Start of Information provided

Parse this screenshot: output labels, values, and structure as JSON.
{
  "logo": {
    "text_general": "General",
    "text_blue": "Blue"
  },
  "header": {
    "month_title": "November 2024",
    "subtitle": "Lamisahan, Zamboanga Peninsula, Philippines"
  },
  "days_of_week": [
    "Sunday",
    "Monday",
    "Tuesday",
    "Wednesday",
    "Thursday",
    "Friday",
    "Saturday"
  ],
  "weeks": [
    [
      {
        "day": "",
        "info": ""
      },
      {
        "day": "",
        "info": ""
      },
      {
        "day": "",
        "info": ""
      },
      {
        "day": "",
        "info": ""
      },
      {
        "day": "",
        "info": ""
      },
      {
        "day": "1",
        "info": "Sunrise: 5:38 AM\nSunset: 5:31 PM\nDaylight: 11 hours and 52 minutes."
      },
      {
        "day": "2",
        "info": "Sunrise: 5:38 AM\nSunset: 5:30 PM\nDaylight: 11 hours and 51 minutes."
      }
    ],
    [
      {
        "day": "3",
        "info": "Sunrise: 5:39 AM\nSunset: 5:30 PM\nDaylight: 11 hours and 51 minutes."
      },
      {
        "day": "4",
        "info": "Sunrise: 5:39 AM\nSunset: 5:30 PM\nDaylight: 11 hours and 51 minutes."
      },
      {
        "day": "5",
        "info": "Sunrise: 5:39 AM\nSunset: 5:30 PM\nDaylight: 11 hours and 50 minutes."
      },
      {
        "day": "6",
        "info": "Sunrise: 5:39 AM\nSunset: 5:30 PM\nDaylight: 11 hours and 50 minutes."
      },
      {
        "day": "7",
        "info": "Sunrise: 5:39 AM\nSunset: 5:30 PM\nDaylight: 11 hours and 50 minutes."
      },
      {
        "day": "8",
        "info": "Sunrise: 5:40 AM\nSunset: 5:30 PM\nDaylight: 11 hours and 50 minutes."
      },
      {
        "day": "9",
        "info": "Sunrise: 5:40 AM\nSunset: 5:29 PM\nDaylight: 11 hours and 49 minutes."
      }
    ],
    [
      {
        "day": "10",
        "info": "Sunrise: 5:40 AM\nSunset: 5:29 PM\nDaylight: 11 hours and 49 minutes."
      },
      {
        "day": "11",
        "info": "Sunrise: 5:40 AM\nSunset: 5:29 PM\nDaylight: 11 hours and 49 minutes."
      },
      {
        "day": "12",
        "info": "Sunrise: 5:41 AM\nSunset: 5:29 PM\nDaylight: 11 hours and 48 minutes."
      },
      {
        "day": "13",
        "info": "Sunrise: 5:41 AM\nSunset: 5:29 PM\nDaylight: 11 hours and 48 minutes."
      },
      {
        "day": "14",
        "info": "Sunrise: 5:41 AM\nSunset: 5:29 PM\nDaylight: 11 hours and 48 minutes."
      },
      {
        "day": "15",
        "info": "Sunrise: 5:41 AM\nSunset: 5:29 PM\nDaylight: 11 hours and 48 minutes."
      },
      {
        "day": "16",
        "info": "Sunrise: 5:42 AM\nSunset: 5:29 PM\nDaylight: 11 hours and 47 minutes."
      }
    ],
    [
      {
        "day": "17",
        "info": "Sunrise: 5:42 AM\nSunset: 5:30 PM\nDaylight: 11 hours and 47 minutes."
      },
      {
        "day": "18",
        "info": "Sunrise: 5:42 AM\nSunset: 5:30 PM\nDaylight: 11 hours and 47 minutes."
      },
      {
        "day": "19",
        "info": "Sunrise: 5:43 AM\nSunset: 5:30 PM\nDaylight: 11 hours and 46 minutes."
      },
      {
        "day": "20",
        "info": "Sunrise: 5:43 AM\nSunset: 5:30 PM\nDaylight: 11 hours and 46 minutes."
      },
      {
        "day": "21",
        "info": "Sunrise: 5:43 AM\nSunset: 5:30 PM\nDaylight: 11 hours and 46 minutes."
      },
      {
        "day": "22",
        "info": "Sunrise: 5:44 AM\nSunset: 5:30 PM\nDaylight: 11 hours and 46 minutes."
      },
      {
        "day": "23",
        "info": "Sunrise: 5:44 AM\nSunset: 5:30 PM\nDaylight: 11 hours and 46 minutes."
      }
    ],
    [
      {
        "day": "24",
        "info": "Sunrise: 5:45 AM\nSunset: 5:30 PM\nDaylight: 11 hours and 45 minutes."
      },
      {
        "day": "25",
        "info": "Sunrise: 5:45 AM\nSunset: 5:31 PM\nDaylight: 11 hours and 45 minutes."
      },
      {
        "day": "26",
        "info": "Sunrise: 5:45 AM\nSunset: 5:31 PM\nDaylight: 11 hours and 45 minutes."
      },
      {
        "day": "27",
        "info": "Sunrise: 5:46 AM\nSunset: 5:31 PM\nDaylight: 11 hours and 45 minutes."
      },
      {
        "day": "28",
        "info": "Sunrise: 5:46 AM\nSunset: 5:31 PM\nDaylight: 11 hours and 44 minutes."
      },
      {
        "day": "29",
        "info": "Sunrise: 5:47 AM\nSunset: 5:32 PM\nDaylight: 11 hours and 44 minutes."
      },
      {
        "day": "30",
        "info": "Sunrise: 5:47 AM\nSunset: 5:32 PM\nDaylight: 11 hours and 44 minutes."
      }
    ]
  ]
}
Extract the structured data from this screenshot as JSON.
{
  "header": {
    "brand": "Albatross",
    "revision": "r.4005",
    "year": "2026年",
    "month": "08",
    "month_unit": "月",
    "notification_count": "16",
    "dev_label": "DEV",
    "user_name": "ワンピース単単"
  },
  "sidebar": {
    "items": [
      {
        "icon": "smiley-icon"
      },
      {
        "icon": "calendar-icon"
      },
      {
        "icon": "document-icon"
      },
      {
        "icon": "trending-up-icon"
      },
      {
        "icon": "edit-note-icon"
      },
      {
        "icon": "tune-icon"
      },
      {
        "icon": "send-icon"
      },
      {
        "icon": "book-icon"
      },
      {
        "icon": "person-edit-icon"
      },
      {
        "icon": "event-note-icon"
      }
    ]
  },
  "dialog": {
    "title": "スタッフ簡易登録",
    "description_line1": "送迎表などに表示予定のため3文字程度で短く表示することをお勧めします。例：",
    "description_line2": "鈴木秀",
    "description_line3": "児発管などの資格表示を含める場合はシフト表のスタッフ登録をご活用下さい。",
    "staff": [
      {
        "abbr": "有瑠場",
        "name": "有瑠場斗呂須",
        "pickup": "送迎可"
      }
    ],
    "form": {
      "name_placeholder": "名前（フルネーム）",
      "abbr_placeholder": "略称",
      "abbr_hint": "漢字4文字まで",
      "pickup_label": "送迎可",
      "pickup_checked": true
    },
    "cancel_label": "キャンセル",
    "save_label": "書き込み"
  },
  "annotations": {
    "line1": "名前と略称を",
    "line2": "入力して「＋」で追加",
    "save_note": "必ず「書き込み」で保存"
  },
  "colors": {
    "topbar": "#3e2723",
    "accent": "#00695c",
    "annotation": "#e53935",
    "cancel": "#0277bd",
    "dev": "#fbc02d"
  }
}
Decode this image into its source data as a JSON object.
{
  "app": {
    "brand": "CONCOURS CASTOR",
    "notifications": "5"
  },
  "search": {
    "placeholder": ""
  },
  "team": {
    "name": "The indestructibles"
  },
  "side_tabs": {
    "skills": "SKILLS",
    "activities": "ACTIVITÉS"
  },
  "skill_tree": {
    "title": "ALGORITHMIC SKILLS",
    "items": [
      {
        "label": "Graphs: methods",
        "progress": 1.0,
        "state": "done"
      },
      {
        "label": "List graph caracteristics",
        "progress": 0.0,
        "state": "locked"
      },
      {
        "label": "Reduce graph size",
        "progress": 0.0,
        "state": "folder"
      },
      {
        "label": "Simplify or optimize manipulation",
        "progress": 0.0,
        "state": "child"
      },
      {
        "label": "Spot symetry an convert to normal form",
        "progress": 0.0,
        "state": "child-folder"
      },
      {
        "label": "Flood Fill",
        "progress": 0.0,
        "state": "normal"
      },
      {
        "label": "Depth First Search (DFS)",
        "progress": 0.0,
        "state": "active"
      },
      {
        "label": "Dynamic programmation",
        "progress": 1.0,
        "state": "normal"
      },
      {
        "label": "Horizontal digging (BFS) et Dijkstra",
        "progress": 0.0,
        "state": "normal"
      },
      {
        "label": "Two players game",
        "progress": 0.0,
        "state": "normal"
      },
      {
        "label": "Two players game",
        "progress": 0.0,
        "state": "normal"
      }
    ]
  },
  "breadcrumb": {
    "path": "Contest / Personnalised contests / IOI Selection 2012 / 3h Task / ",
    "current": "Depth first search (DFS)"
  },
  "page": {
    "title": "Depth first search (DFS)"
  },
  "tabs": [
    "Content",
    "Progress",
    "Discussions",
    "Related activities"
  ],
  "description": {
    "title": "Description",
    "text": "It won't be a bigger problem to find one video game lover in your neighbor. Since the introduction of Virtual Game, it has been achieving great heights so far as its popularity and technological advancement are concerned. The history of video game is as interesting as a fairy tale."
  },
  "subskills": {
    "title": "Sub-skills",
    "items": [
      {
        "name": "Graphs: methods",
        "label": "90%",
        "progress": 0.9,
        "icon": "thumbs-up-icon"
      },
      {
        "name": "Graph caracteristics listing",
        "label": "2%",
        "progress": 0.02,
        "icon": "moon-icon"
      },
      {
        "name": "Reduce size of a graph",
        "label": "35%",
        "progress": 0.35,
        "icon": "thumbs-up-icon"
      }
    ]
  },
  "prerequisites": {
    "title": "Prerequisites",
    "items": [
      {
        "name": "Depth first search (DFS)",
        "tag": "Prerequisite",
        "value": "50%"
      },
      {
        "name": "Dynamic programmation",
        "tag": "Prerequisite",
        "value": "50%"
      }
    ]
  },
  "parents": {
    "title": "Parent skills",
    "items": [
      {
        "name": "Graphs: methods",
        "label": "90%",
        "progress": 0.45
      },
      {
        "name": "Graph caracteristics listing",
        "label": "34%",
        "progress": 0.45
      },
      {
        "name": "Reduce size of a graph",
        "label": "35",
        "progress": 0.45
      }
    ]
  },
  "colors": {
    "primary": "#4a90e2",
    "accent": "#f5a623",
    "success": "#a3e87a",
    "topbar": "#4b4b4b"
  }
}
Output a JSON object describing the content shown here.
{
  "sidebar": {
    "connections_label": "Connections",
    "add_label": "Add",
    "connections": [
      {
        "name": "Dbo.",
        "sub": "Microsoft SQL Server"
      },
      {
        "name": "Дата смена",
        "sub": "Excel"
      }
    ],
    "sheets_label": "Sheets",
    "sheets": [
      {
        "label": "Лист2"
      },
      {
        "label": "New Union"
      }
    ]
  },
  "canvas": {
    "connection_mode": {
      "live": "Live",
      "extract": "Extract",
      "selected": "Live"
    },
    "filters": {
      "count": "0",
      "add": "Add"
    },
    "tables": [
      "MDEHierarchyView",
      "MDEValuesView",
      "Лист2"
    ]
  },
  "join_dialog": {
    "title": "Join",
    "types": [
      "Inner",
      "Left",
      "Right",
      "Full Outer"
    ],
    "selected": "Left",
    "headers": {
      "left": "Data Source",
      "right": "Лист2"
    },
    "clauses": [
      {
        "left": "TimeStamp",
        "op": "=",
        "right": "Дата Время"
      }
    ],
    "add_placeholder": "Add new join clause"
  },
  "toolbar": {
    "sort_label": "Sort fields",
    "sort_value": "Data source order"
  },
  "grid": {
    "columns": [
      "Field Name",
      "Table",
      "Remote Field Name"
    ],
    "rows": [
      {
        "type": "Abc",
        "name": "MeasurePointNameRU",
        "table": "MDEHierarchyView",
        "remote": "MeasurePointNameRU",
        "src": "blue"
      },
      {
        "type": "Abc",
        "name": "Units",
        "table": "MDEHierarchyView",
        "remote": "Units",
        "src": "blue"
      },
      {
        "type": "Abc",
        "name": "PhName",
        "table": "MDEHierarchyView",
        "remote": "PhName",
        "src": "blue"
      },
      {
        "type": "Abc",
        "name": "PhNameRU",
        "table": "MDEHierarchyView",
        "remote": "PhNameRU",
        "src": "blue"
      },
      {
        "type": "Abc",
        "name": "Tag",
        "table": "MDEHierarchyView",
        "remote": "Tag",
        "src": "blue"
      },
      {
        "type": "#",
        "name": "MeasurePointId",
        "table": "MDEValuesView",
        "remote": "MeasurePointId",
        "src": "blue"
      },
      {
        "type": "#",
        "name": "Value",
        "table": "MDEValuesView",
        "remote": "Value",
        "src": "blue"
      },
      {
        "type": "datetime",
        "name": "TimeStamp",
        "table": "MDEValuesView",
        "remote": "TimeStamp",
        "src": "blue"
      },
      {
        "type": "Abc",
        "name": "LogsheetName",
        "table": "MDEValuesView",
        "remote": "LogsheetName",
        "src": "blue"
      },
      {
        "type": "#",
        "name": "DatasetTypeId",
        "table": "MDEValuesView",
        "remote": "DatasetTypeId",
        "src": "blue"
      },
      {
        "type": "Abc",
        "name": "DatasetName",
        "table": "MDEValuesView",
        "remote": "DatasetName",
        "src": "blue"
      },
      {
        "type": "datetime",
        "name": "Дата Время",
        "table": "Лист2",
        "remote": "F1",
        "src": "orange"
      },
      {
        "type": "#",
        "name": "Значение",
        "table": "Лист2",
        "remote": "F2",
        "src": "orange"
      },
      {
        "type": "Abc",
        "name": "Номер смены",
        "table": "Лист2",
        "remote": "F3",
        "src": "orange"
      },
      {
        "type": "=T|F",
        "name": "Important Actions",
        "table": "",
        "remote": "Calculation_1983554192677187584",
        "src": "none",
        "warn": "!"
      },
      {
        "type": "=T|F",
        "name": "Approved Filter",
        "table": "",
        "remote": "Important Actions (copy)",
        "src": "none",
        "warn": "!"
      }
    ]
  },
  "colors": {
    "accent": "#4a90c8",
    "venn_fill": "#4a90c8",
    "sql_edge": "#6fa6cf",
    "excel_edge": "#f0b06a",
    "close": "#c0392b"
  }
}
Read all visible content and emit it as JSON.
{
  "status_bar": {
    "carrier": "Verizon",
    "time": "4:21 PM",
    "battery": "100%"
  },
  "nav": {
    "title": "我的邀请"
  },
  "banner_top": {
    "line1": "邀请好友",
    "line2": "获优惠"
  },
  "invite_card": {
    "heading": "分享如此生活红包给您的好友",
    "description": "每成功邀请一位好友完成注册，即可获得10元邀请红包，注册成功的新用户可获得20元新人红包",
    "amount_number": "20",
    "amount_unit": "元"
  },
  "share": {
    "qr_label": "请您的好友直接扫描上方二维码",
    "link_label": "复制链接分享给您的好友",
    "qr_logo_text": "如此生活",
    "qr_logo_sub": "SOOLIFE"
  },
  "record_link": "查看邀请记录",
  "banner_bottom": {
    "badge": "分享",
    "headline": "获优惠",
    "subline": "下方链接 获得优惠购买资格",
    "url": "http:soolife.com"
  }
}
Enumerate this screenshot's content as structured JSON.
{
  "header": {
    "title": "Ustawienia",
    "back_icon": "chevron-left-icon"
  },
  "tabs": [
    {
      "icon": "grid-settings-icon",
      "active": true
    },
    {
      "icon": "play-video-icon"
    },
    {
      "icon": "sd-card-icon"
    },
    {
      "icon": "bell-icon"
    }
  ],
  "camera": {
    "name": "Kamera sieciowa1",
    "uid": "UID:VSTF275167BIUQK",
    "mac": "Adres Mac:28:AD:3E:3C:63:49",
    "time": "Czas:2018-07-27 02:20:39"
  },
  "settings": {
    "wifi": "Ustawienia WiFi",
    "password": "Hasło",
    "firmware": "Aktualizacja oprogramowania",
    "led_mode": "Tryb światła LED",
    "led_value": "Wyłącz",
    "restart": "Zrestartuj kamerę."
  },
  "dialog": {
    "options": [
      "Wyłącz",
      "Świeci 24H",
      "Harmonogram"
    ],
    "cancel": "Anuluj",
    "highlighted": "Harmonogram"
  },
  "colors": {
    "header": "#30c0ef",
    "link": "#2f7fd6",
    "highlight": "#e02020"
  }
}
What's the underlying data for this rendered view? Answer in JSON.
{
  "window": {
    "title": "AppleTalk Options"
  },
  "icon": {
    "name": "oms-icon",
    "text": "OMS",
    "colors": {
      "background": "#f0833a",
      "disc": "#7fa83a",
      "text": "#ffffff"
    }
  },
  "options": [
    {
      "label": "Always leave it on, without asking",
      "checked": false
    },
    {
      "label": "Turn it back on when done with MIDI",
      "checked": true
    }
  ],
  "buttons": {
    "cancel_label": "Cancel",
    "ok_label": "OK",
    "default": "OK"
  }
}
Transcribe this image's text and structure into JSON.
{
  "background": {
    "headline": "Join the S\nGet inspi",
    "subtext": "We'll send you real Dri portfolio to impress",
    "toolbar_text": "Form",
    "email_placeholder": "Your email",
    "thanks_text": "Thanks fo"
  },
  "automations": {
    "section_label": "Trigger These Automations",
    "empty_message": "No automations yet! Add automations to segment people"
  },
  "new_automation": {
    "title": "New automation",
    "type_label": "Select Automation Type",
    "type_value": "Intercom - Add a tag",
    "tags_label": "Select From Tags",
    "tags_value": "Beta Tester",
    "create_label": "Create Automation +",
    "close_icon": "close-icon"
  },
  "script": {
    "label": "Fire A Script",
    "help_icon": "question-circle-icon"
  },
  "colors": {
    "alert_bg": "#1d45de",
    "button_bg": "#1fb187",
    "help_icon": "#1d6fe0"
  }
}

End of Information provided

Objective:
Using the material above, work out how many lines contain the string "done". Give that number alone.

Task output:
2